→ Instructions to follow:
Report only the number of lines in the records that contain the word "amplitude".

========================

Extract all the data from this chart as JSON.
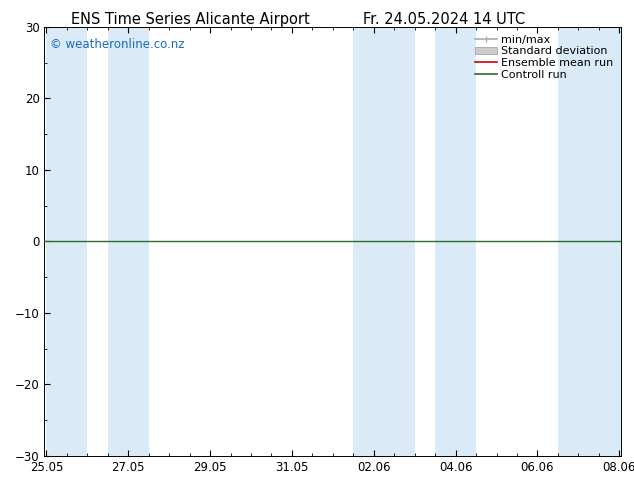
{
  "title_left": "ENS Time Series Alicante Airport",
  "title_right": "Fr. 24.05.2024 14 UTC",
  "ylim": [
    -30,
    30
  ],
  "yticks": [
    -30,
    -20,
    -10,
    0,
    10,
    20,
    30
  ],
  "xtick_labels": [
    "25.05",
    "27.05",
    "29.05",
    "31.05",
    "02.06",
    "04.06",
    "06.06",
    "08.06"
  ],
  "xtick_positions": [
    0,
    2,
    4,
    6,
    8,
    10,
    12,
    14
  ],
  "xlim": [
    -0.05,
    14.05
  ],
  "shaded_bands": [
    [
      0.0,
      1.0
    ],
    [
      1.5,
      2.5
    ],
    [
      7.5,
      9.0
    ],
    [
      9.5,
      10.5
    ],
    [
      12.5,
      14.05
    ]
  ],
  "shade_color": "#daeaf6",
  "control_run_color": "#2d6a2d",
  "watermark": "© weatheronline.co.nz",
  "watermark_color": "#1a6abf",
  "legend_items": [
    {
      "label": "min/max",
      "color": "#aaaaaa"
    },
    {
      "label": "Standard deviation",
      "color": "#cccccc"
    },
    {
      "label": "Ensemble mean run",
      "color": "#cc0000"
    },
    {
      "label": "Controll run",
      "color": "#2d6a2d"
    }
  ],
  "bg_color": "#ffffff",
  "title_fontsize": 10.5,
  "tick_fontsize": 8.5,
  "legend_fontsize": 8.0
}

========================

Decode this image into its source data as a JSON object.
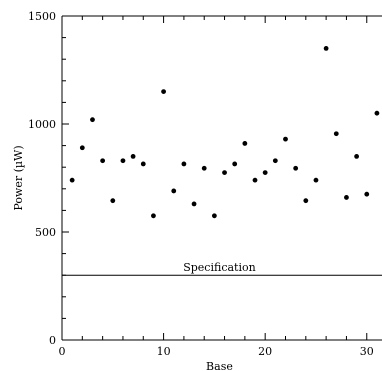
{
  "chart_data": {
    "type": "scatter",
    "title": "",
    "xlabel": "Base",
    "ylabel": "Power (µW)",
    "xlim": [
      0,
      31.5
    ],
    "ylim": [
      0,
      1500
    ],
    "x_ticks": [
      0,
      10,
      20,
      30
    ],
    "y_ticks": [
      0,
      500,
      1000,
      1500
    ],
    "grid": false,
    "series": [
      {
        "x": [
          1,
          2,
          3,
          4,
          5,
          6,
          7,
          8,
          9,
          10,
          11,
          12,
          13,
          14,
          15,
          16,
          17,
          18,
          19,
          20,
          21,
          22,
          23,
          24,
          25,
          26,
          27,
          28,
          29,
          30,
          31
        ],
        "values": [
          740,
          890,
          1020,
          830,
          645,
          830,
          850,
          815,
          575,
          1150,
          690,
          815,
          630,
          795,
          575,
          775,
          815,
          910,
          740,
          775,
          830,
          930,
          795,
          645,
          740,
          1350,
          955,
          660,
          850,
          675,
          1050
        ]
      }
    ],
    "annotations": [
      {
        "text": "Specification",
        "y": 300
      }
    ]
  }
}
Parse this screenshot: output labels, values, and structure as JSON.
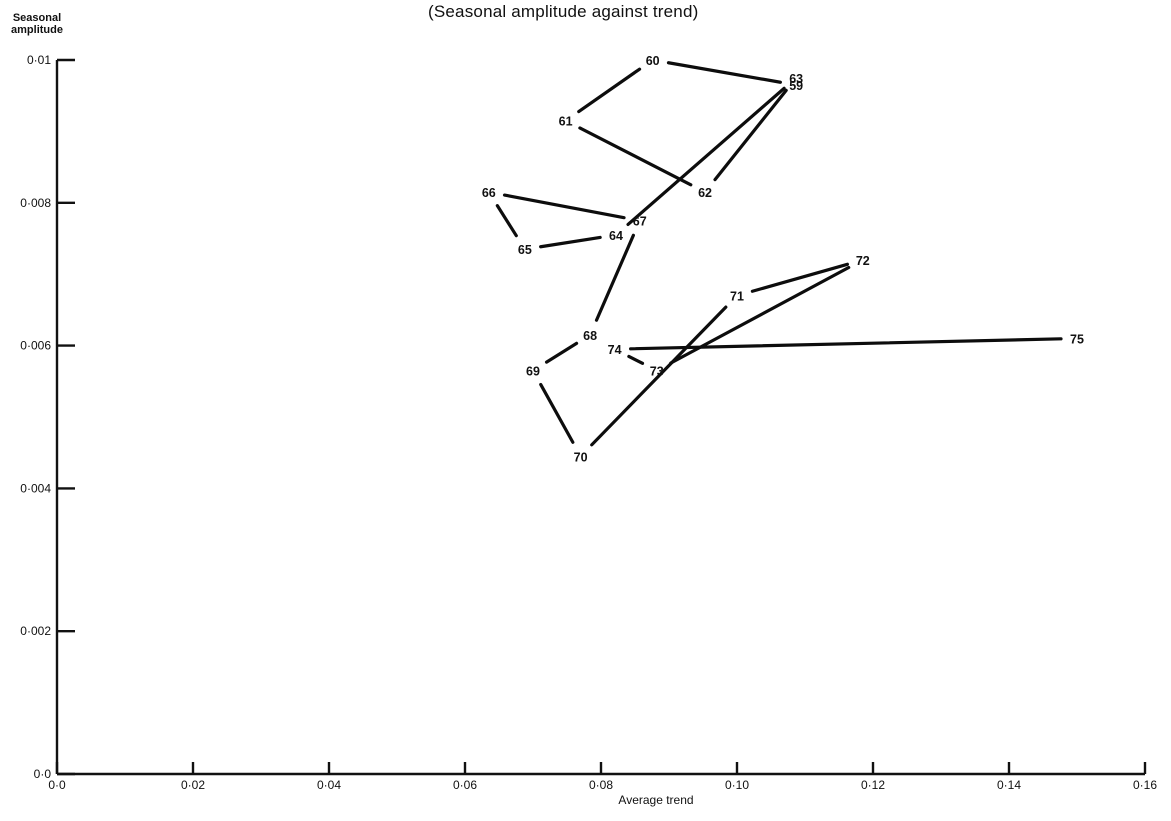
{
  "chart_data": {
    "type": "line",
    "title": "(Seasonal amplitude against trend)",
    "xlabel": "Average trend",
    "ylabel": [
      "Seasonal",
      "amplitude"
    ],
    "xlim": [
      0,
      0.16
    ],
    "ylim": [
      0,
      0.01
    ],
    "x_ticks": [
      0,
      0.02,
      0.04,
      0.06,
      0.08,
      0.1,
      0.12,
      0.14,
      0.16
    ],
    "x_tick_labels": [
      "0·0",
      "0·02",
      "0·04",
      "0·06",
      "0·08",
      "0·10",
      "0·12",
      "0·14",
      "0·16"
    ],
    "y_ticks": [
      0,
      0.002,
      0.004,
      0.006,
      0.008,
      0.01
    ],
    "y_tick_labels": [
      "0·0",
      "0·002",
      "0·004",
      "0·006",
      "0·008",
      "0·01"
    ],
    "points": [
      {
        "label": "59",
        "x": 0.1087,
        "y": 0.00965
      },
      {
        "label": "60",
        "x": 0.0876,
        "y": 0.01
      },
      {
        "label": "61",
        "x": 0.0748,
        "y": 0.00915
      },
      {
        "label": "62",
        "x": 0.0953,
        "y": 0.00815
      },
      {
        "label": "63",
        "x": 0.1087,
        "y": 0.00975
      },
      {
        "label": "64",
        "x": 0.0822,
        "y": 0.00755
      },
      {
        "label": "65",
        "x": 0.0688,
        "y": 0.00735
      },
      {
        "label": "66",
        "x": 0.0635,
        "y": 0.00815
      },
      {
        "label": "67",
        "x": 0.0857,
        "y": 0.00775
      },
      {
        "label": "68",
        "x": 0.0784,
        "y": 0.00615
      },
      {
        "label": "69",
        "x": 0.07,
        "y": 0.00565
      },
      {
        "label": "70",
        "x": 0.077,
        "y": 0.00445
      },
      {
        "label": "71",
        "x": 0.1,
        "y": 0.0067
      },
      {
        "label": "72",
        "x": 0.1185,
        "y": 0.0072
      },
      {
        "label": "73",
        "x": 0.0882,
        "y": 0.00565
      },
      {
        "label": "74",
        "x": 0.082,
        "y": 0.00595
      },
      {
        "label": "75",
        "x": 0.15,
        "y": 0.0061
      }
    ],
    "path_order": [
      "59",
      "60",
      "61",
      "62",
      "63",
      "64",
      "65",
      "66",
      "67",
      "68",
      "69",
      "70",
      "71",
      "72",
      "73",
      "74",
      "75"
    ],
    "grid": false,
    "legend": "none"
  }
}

========================

→ Solved problem:
2